_What to do_
Please begin at the line that has "- time-tick-label: 2016: [246, 654, 281, 671]" and stop after the line that has "- point-change: (+8.22%): [609, 360, 673, 378]", then give those lines again, switching "time-tick-label" to "year-axis-label" and leaving everything else unchanged.

_Data entries_
▽

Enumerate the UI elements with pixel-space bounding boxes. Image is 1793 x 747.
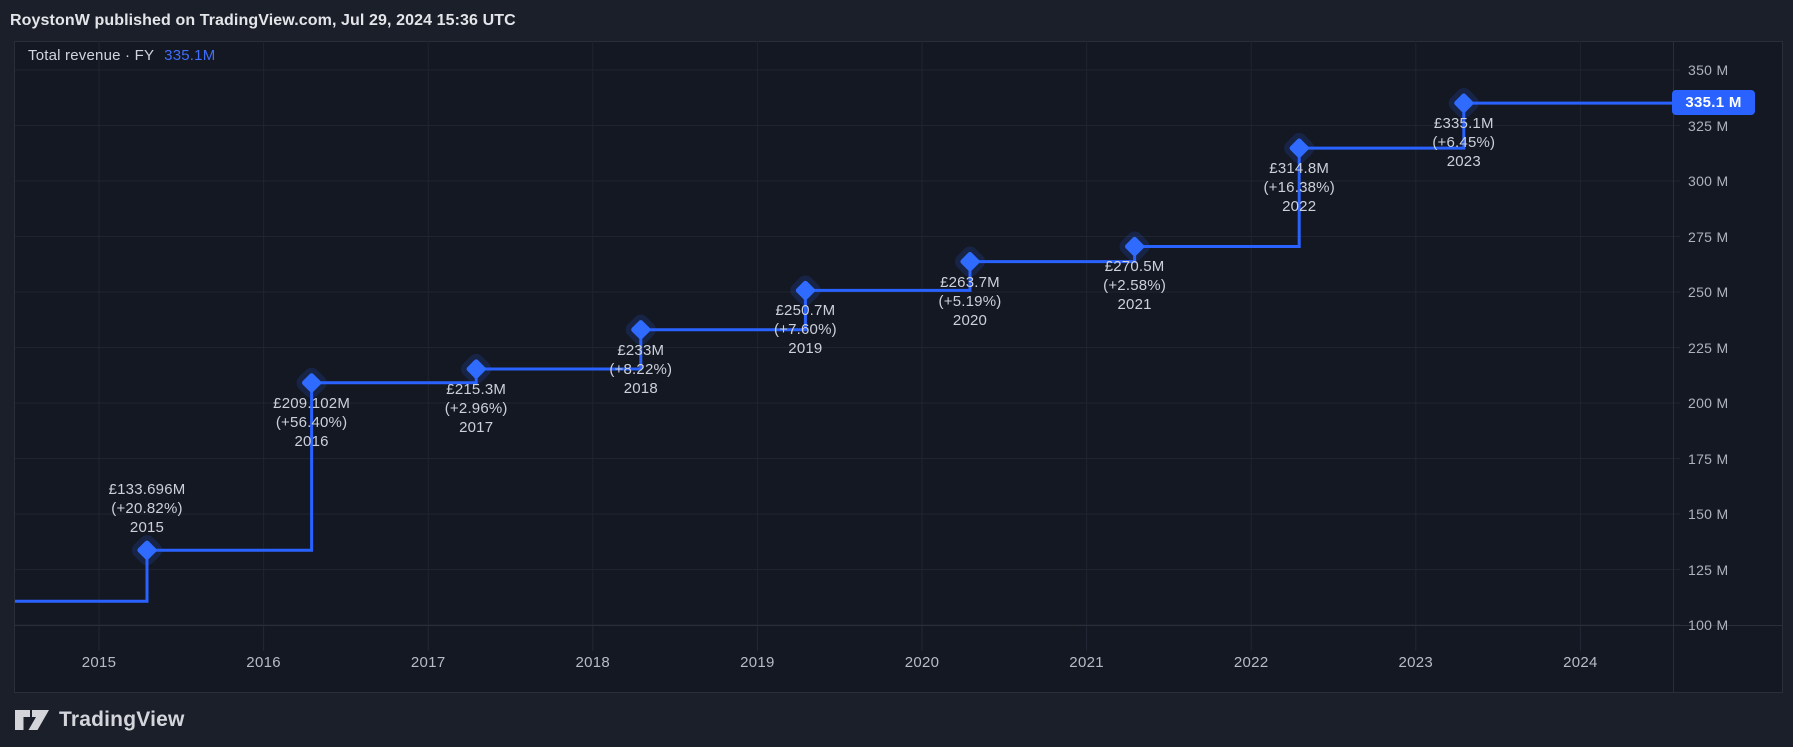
- time-tick-label: 2016: [246, 654, 281, 671]
- point-value: £250.7M: [775, 302, 836, 320]
- time-tick-label: 2021: [1069, 654, 1104, 671]
- price-tick-label: 225 M: [1688, 339, 1729, 356]
- marker-diamond-icon: [795, 280, 815, 300]
- chart-widget: [14, 41, 1783, 693]
- time-tick-label: 2019: [740, 654, 775, 671]
- point-label-2016: £209.102M (+56.40%) 2016: [273, 394, 350, 451]
- point-change: (+8.22%): [609, 360, 673, 378]
- series-title: Total revenue · FY: [28, 47, 155, 64]
- point-year: 2019: [788, 340, 823, 358]
- price-tick-label: 125 M: [1688, 561, 1729, 578]
- last-price-badge: 335.1 M: [1672, 90, 1755, 115]
- time-tick-label: 2023: [1398, 654, 1434, 671]
- marker-diamond-icon: [137, 540, 157, 560]
- time-tick-label: 2015: [81, 654, 117, 671]
- point-label-2023: £335.1M (+6.45%) 2023: [1432, 114, 1495, 171]
- point-value: £133.696M: [108, 481, 186, 499]
- data-point-marker: [131, 535, 163, 566]
- point-label-2018: £233M (+8.22%) 2018: [609, 341, 672, 398]
- point-year: 2016: [294, 432, 329, 450]
- point-change: (+20.82%): [111, 500, 183, 518]
- price-tick-label: 200 M: [1688, 395, 1729, 411]
- price-tick-label: 325 M: [1688, 117, 1729, 134]
- data-point-marker: [790, 275, 821, 306]
- point-label-2019: £250.7M (+7.60%) 2019: [774, 301, 837, 358]
- marker-diamond-icon: [1125, 236, 1145, 257]
- marker-diamond-icon: [960, 252, 980, 272]
- marker-diamond-icon: [302, 373, 322, 393]
- point-label-2017: £215.3M (+2.96%) 2017: [445, 380, 508, 437]
- point-value: £233M: [617, 341, 665, 359]
- footer: TradingView: [0, 693, 1793, 747]
- point-value: £270.5M: [1104, 258, 1165, 276]
- point-label-2021: £270.5M (+2.58%) 2021: [1103, 257, 1166, 314]
- price-tick-label: 275 M: [1688, 228, 1729, 245]
- point-change: (+2.96%): [444, 400, 508, 418]
- price-tick-label: 175 M: [1688, 450, 1729, 467]
- marker-diamond-icon: [631, 320, 651, 340]
- point-change: (+5.19%): [938, 292, 1002, 310]
- point-value: £209.102M: [273, 394, 351, 412]
- series-legend: Total revenue · FY 335.1M: [28, 47, 215, 64]
- marker-diamond-icon: [1289, 138, 1309, 158]
- tradingview-brand-text[interactable]: TradingView: [59, 708, 185, 731]
- point-change: (+16.38%): [1263, 179, 1335, 197]
- point-year: 2021: [1117, 296, 1152, 314]
- time-tick-label: 2020: [904, 654, 940, 671]
- point-change: (+6.45%): [1432, 134, 1496, 152]
- point-year: 2017: [459, 419, 494, 437]
- point-label-2020: £263.7M (+5.19%) 2020: [939, 273, 1002, 330]
- point-label-2022: £314.8M (+16.38%) 2022: [1263, 159, 1334, 216]
- publish-header: RoystonW published on TradingView.com, J…: [0, 0, 1793, 41]
- price-tick-label: 150 M: [1688, 506, 1729, 522]
- time-tick-label: 2017: [410, 654, 446, 671]
- revenue-step-line: [15, 101, 1673, 603]
- time-tick-label: 2022: [1233, 654, 1269, 671]
- series-last-value: 335.1M: [164, 47, 216, 64]
- point-change: (+56.40%): [275, 413, 348, 431]
- data-point-marker: [1119, 231, 1150, 262]
- time-axis-separator: [14, 625, 1783, 626]
- point-year: 2020: [952, 311, 988, 329]
- point-year: 2018: [623, 379, 658, 397]
- price-axis-separator: [1673, 41, 1674, 693]
- data-point-marker: [1448, 88, 1479, 119]
- last-price-badge-value: 335.1 M: [1685, 94, 1742, 111]
- price-tick-label: 300 M: [1688, 173, 1729, 189]
- marker-diamond-icon: [1454, 93, 1474, 113]
- data-point-marker: [461, 353, 492, 385]
- publish-header-text: RoystonW published on TradingView.com, J…: [10, 11, 516, 29]
- point-label-2015: £133.696M (+20.82%) 2015: [109, 480, 186, 537]
- point-change: (+2.58%): [1103, 277, 1167, 295]
- tradingview-logo-icon[interactable]: [14, 707, 50, 733]
- point-change: (+7.60%): [773, 321, 837, 339]
- point-value: £335.1M: [1433, 115, 1494, 133]
- point-value: £215.3M: [446, 381, 507, 399]
- data-point-marker: [954, 246, 986, 277]
- point-year: 2023: [1446, 153, 1481, 171]
- time-tick-label: 2024: [1563, 654, 1598, 671]
- point-year: 2022: [1282, 198, 1317, 216]
- price-tick-label: 100 M: [1688, 617, 1729, 633]
- point-year: 2015: [129, 519, 165, 537]
- price-tick-label: 250 M: [1688, 284, 1729, 300]
- data-point-marker: [625, 314, 656, 345]
- data-point-marker: [1284, 133, 1315, 164]
- point-value: £263.7M: [940, 273, 1000, 291]
- data-point-marker: [296, 367, 327, 398]
- time-tick-label: 2018: [575, 654, 611, 671]
- price-tick-label: 350 M: [1688, 62, 1729, 78]
- point-value: £314.8M: [1269, 160, 1330, 178]
- marker-diamond-icon: [466, 359, 486, 379]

△

_The response_
- year-axis-label: 2016: [246, 654, 281, 671]
- point-value: £250.7M: [775, 302, 836, 320]
- year-axis-label: 2021: [1069, 654, 1104, 671]
- price-tick-label: 225 M: [1688, 339, 1729, 356]
- marker-diamond-icon: [795, 280, 815, 300]
- chart-widget: [14, 41, 1783, 693]
- year-axis-label: 2019: [740, 654, 775, 671]
- point-label-2016: £209.102M (+56.40%) 2016: [273, 394, 350, 451]
- point-change: (+8.22%): [609, 360, 673, 378]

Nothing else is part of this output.